## Direction
Without including any pictures, write out the listing below exactly.
- - - - -
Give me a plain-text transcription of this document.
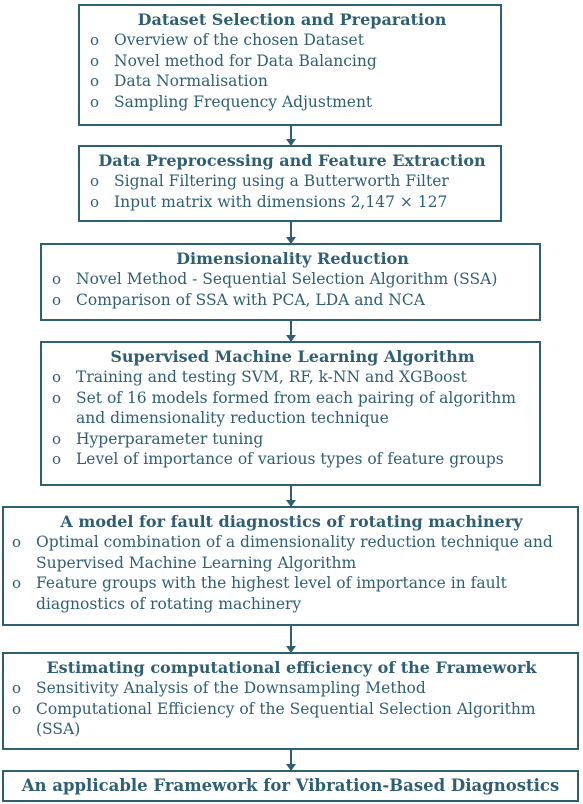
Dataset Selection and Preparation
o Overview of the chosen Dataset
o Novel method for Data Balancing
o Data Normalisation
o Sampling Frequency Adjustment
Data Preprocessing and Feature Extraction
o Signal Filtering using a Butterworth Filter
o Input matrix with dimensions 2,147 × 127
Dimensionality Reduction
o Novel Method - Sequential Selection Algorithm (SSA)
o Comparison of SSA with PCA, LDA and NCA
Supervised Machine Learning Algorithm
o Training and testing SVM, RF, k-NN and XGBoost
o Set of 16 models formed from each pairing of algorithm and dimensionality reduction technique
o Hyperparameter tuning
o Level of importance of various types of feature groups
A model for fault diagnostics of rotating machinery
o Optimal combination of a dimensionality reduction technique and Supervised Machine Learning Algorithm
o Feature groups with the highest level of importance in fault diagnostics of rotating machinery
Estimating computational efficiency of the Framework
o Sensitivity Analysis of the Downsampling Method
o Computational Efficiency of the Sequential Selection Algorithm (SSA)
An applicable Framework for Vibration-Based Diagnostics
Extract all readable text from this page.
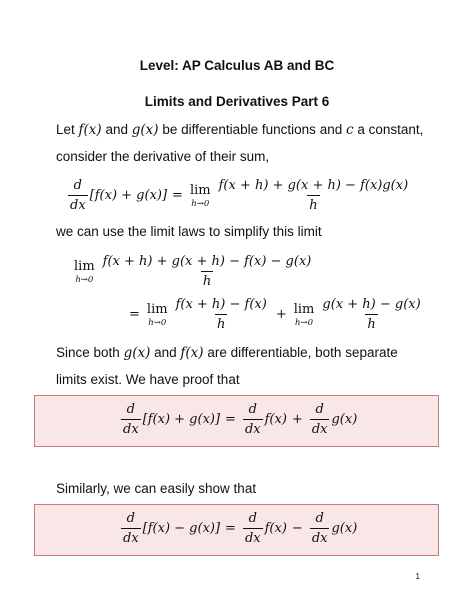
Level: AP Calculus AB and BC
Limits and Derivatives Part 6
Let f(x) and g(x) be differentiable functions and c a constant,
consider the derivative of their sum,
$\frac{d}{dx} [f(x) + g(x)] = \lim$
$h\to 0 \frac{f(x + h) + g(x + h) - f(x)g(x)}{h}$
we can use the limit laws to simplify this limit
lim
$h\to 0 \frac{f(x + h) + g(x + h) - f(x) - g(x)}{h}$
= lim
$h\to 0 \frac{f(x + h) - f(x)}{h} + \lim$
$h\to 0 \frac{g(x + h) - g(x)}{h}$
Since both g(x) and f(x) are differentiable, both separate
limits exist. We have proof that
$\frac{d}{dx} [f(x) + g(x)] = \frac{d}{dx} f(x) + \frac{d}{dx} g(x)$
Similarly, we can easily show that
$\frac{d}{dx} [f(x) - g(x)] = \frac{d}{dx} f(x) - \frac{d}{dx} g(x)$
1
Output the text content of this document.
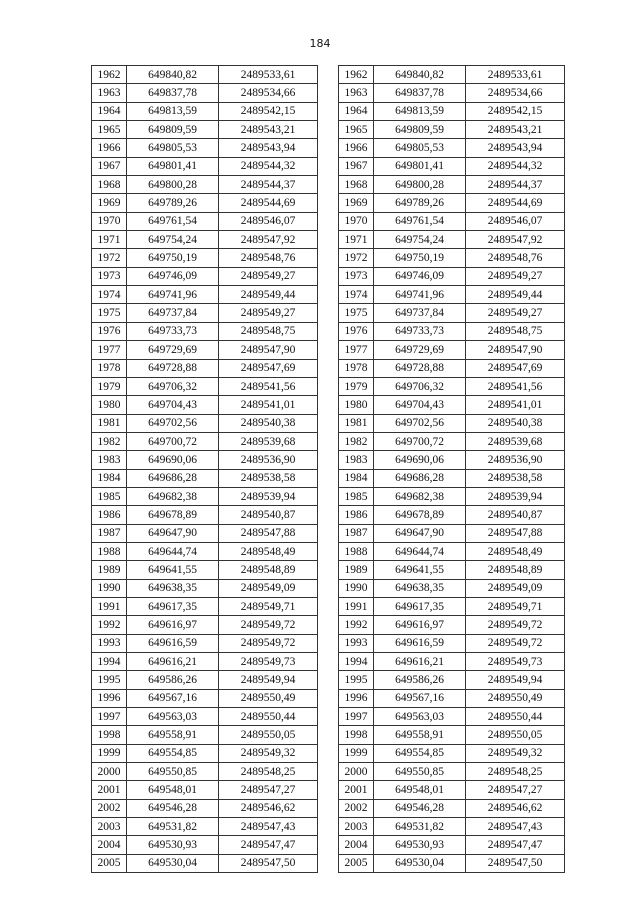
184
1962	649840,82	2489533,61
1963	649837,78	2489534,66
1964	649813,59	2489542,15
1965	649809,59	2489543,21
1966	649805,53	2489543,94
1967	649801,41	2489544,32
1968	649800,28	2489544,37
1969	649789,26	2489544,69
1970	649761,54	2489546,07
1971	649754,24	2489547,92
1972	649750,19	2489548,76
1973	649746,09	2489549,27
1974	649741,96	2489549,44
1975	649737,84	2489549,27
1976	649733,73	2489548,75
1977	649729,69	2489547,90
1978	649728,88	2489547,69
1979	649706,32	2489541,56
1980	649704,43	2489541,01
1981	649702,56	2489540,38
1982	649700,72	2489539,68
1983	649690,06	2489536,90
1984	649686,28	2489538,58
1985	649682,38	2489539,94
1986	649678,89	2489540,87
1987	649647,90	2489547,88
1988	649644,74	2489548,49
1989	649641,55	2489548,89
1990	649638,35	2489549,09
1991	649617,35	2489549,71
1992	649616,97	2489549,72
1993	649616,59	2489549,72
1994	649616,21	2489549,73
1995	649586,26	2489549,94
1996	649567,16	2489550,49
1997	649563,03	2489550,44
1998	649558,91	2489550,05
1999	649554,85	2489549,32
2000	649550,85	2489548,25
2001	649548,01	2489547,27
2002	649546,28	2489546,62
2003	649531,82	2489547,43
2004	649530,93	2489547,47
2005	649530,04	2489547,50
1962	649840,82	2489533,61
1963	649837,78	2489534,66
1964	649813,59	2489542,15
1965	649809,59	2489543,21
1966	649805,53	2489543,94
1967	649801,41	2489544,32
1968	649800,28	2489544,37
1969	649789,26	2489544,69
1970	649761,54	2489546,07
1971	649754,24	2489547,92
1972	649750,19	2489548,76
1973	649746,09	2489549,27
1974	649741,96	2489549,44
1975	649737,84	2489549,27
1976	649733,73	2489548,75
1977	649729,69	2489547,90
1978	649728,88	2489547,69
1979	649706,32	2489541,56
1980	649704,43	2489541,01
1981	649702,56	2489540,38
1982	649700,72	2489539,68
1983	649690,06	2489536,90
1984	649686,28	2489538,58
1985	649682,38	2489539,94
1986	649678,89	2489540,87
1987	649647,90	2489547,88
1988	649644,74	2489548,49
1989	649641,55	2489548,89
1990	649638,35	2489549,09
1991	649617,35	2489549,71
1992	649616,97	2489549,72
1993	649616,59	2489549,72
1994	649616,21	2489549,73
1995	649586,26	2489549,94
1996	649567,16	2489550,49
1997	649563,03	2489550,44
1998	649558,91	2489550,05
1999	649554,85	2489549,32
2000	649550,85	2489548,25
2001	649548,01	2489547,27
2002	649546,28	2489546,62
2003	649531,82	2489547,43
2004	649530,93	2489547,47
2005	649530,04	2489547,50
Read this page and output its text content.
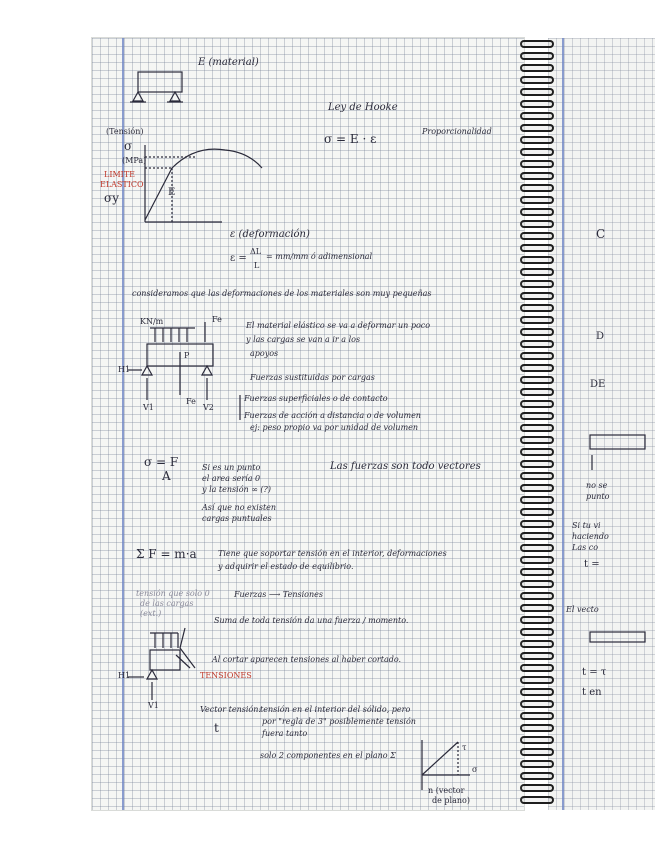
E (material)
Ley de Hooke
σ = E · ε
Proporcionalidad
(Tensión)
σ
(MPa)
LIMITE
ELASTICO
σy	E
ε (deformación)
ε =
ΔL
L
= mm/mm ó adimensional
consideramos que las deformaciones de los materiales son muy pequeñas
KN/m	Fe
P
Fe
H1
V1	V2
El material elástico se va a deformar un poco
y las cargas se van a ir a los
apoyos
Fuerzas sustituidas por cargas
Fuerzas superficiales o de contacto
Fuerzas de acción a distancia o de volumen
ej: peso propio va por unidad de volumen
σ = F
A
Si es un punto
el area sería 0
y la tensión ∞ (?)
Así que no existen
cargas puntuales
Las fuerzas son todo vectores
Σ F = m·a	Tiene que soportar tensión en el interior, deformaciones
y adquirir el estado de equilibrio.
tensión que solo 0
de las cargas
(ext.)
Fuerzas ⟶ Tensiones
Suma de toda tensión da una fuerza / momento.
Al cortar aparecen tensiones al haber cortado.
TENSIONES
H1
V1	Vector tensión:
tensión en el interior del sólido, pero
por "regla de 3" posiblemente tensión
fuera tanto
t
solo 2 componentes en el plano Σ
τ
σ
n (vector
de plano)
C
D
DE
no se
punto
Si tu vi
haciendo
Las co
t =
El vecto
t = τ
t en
- - - - -
## Worked solution
Give me a plain-text transcription of this document.
Dataset Selection and Preparation
o Overview of the chosen Dataset
o Novel method for Data Balancing
o Data Normalisation
o Sampling Frequency Adjustment
Data Preprocessing and Feature Extraction
o Signal Filtering using a Butterworth Filter
o Input matrix with dimensions 2,147 × 127
Dimensionality Reduction
o Novel Method - Sequential Selection Algorithm (SSA)
o Comparison of SSA with PCA, LDA and NCA
Supervised Machine Learning Algorithm
o Training and testing SVM, RF, k-NN and XGBoost
o Set of 16 models formed from each pairing of algorithm and dimensionality reduction technique
o Hyperparameter tuning
o Level of importance of various types of feature groups
A model for fault diagnostics of rotating machinery
o Optimal combination of a dimensionality reduction technique and Supervised Machine Learning Algorithm
o Feature groups with the highest level of importance in fault diagnostics of rotating machinery
Estimating computational efficiency of the Framework
o Sensitivity Analysis of the Downsampling Method
o Computational Efficiency of the Sequential Selection Algorithm (SSA)
An applicable Framework for Vibration-Based Diagnostics
Extract all readable text from this page.
Level: AP Calculus AB and BC
Limits and Derivatives Part 6
Let f(x) and g(x) be differentiable functions and c a constant,
consider the derivative of their sum,
$\frac{d}{dx} [f(x) + g(x)] = \lim$
$h\to 0 \frac{f(x + h) + g(x + h) - f(x)g(x)}{h}$
we can use the limit laws to simplify this limit
lim
$h\to 0 \frac{f(x + h) + g(x + h) - f(x) - g(x)}{h}$
= lim
$h\to 0 \frac{f(x + h) - f(x)}{h} + \lim$
$h\to 0 \frac{g(x + h) - g(x)}{h}$
Since both g(x) and f(x) are differentiable, both separate
limits exist. We have proof that
$\frac{d}{dx} [f(x) + g(x)] = \frac{d}{dx} f(x) + \frac{d}{dx} g(x)$
Similarly, we can easily show that
$\frac{d}{dx} [f(x) - g(x)] = \frac{d}{dx} f(x) - \frac{d}{dx} g(x)$
1
Output the text content of this document.
184
1962	649840,82	2489533,61
1963	649837,78	2489534,66
1964	649813,59	2489542,15
1965	649809,59	2489543,21
1966	649805,53	2489543,94
1967	649801,41	2489544,32
1968	649800,28	2489544,37
1969	649789,26	2489544,69
1970	649761,54	2489546,07
1971	649754,24	2489547,92
1972	649750,19	2489548,76
1973	649746,09	2489549,27
1974	649741,96	2489549,44
1975	649737,84	2489549,27
1976	649733,73	2489548,75
1977	649729,69	2489547,90
1978	649728,88	2489547,69
1979	649706,32	2489541,56
1980	649704,43	2489541,01
1981	649702,56	2489540,38
1982	649700,72	2489539,68
1983	649690,06	2489536,90
1984	649686,28	2489538,58
1985	649682,38	2489539,94
1986	649678,89	2489540,87
1987	649647,90	2489547,88
1988	649644,74	2489548,49
1989	649641,55	2489548,89
1990	649638,35	2489549,09
1991	649617,35	2489549,71
1992	649616,97	2489549,72
1993	649616,59	2489549,72
1994	649616,21	2489549,73
1995	649586,26	2489549,94
1996	649567,16	2489550,49
1997	649563,03	2489550,44
1998	649558,91	2489550,05
1999	649554,85	2489549,32
2000	649550,85	2489548,25
2001	649548,01	2489547,27
2002	649546,28	2489546,62
2003	649531,82	2489547,43
2004	649530,93	2489547,47
2005	649530,04	2489547,50
1962	649840,82	2489533,61
1963	649837,78	2489534,66
1964	649813,59	2489542,15
1965	649809,59	2489543,21
1966	649805,53	2489543,94
1967	649801,41	2489544,32
1968	649800,28	2489544,37
1969	649789,26	2489544,69
1970	649761,54	2489546,07
1971	649754,24	2489547,92
1972	649750,19	2489548,76
1973	649746,09	2489549,27
1974	649741,96	2489549,44
1975	649737,84	2489549,27
1976	649733,73	2489548,75
1977	649729,69	2489547,90
1978	649728,88	2489547,69
1979	649706,32	2489541,56
1980	649704,43	2489541,01
1981	649702,56	2489540,38
1982	649700,72	2489539,68
1983	649690,06	2489536,90
1984	649686,28	2489538,58
1985	649682,38	2489539,94
1986	649678,89	2489540,87
1987	649647,90	2489547,88
1988	649644,74	2489548,49
1989	649641,55	2489548,89
1990	649638,35	2489549,09
1991	649617,35	2489549,71
1992	649616,97	2489549,72
1993	649616,59	2489549,72
1994	649616,21	2489549,73
1995	649586,26	2489549,94
1996	649567,16	2489550,49
1997	649563,03	2489550,44
1998	649558,91	2489550,05
1999	649554,85	2489549,32
2000	649550,85	2489548,25
2001	649548,01	2489547,27
2002	649546,28	2489546,62
2003	649531,82	2489547,43
2004	649530,93	2489547,47
2005	649530,04	2489547,50
Read this page and output its text content.
E (material)
Ley de Hooke
σ = E · ε
Proporcionalidad
(Tensión)
σ
(MPa)
LIMITE
ELASTICO
σy	E
ε (deformación)
ε =
ΔL
L
= mm/mm ó adimensional
consideramos que las deformaciones de los materiales son muy pequeñas
KN/m	Fe
P
Fe
H1
V1	V2
El material elástico se va a deformar un poco
y las cargas se van a ir a los
apoyos
Fuerzas sustituidas por cargas
Fuerzas superficiales o de contacto
Fuerzas de acción a distancia o de volumen
ej: peso propio va por unidad de volumen
σ = F
A
Si es un punto
el area sería 0
y la tensión ∞ (?)
Así que no existen
cargas puntuales
Las fuerzas son todo vectores
Σ F = m·a	Tiene que soportar tensión en el interior, deformaciones
y adquirir el estado de equilibrio.
tensión que solo 0
de las cargas
(ext.)
Fuerzas ⟶ Tensiones
Suma de toda tensión da una fuerza / momento.
Al cortar aparecen tensiones al haber cortado.
TENSIONES
H1
V1	Vector tensión:
tensión en el interior del sólido, pero
por "regla de 3" posiblemente tensión
fuera tanto
t
solo 2 componentes en el plano Σ
τ
σ
n (vector
de plano)
C
D
DE
no se
punto
Si tu vi
haciendo
Las co
t =
El vecto
t = τ
t en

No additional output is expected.